▸ INSTRUCTION
Scan the records below. List lines holding "Make".

[Stored items]
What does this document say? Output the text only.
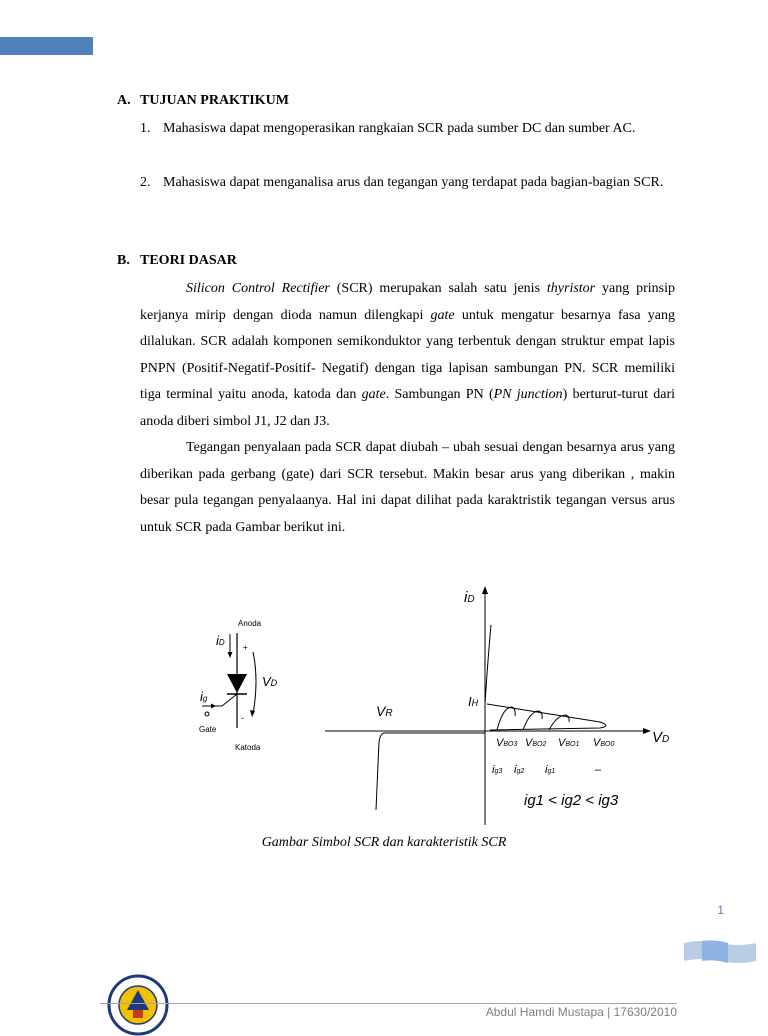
A. TUJUAN PRAKTIKUM
1. Mahasiswa dapat mengoperasikan rangkaian SCR pada sumber DC dan sumber AC.
2. Mahasiswa dapat menganalisa arus dan tegangan yang terdapat pada bagian-bagian SCR.
B. TEORI DASAR

Silicon Control Rectifier (SCR) merupakan salah satu jenis thyristor yang prinsip kerjanya mirip dengan dioda namun dilengkapi gate untuk mengatur besarnya fasa yang dilalukan. SCR adalah komponen semikonduktor yang terbentuk dengan struktur empat lapis PNPN (Positif-Negatif-Positif- Negatif) dengan tiga lapisan sambungan PN. SCR memiliki tiga terminal yaitu anoda, katoda dan gate. Sambungan PN (PN junction) berturut-turut dari anoda diberi simbol J1, J2 dan J3.

Tegangan penyalaan pada SCR dapat diubah – ubah sesuai dengan besarnya arus yang diberikan pada gerbang (gate) dari SCR tersebut. Makin besar arus yang diberikan , makin besar pula tegangan penyalaanya. Hal ini dapat dilihat pada karaktristik tegangan versus arus untuk SCR pada Gambar berikut ini.

Anoda
Gate
ig
iD
+
-
VD
Katoda
iD
VD
VR
IH
VBO3 VBO2 VBO1 VBO0
ig3 ig2 ig1	–
ig1 < ig2 < ig3
Gambar Simbol SCR dan karakteristik SCR
1
Abdul Hamdi Mustapa | 17630/2010
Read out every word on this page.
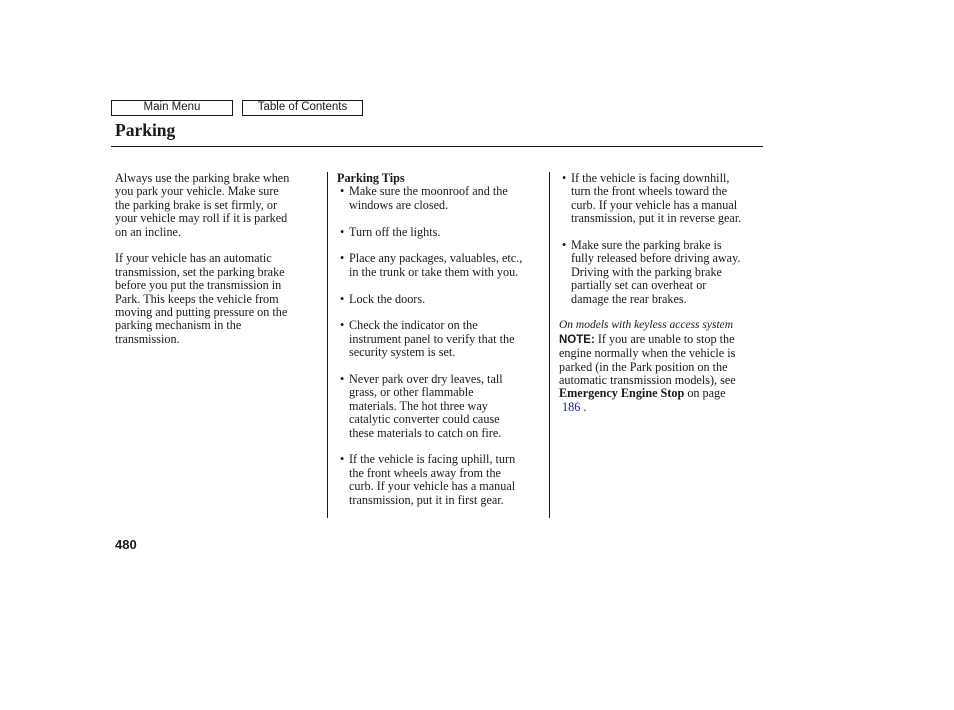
Main Menu	Table of Contents
Parking

Always use the parking brake when
you park your vehicle. Make sure
the parking brake is set firmly, or
your vehicle may roll if it is parked
on an incline.

If your vehicle has an automatic
transmission, set the parking brake
before you put the transmission in
Park. This keeps the vehicle from
moving and putting pressure on the
parking mechanism in the
transmission.

Parking Tips

• Make sure the moonroof and the
windows are closed.
• Turn off the lights.
• Place any packages, valuables, etc.,
in the trunk or take them with you.
• Lock the doors.
• Check the indicator on the
instrument panel to verify that the
security system is set.
• Never park over dry leaves, tall
grass, or other flammable
materials. The hot three way
catalytic converter could cause
these materials to catch on fire.
• If the vehicle is facing uphill, turn
the front wheels away from the
curb. If your vehicle has a manual
transmission, put it in first gear.
• If the vehicle is facing downhill,
turn the front wheels toward the
curb. If your vehicle has a manual
transmission, put it in reverse gear.
• Make sure the parking brake is
fully released before driving away.
Driving with the parking brake
partially set can overheat or
damage the rear brakes.

On models with keyless access system

NOTE: If you are unable to stop the
engine normally when the vehicle is
parked (in the Park position on the
automatic transmission models), see
Emergency Engine Stop on page
186 .

480
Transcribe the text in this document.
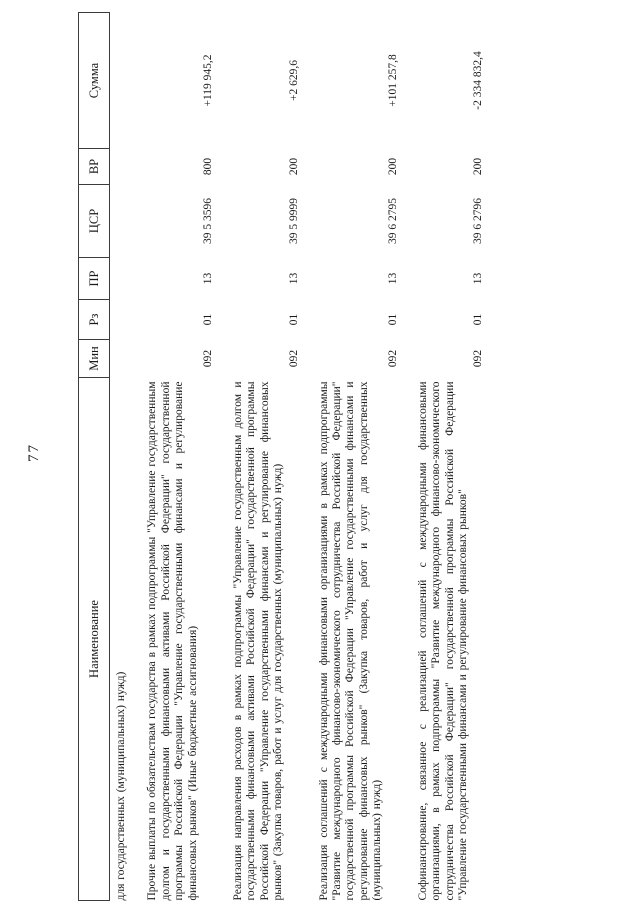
77
Наименование	Мин	Рз	ПР	ЦСР	ВР	Сумма
для государственных (муниципальных) нужд)						
Прочие выплаты по обязательствам государства в рамках подпрограммы "Управление государственным долгом и государственными финансовыми активами Российской Федерации" государственной программы Российской Федерации "Управление государственными финансами и регулирование финансовых рынков" (Иные бюджетные ассигнования)	092	01	13	39 5 3596	800	+119 945,2
Реализация направления расходов в рамках подпрограммы "Управление государственным долгом и государственными финансовыми активами Российской Федерации" государственной программы Российской Федерации "Управление государственными финансами и регулирование финансовых рынков" (Закупка товаров, работ и услуг для государственных (муниципальных) нужд)	092	01	13	39 5 9999	200	+2 629,6
Реализация соглашений с международными финансовыми организациями в рамках подпрограммы "Развитие международного финансово-экономического сотрудничества Российской Федерации" государственной программы Российской Федерации "Управление государственными финансами и регулирование финансовых рынков" (Закупка товаров, работ и услуг для государственных (муниципальных) нужд)	092	01	13	39 6 2795	200	+101 257,8
Софинансирование, связанное с реализацией соглашений с международными финансовыми организациями, в рамках подпрограммы "Развитие международного финансово-экономического сотрудничества Российской Федерации" государственной программы Российской Федерации "Управление государственными финансами и регулирование финансовых рынков"	092	01	13	39 6 2796	200	-2 334 832,4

▸ SOLUTION
you park your vehicle. Make sure
• Make sure the moonroof and the
• Make sure the parking brake is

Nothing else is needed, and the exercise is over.